Exercise: Extract, from the records beneath this instruction, each line that contains the word "shape".

Records about charts and figures
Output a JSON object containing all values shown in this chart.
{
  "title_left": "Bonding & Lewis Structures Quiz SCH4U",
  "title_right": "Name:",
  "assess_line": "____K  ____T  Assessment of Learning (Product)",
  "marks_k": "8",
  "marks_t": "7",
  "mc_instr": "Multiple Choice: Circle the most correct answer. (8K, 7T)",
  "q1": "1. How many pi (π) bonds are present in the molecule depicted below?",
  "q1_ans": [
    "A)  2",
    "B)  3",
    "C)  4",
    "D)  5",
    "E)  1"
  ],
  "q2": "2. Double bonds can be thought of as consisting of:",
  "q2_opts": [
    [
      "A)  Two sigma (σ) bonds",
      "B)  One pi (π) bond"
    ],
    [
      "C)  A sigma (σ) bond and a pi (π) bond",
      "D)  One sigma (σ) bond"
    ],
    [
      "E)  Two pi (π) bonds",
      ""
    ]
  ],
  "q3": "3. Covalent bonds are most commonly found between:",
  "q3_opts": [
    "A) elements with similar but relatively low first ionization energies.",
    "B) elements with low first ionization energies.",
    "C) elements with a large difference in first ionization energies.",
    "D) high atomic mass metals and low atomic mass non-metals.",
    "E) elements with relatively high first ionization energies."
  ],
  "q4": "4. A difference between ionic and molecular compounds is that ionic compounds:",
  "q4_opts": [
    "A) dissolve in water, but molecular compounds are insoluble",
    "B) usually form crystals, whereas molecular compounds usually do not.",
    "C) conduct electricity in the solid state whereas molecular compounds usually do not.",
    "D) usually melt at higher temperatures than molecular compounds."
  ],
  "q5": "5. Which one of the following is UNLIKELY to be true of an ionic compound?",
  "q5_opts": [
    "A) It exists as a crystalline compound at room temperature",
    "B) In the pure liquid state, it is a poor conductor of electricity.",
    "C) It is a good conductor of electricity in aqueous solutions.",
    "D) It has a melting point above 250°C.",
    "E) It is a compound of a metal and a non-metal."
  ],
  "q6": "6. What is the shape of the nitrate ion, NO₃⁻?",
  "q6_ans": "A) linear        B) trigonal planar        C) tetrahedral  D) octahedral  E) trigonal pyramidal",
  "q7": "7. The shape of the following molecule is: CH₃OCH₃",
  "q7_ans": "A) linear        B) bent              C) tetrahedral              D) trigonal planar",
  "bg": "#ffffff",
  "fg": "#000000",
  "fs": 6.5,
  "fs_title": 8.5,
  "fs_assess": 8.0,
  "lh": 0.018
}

Response to the task:
  "q6": "6. What is the shape of the nitrate ion, NO₃⁻?",
  "q7": "7. The shape of the following molecule is: CH₃OCH₃",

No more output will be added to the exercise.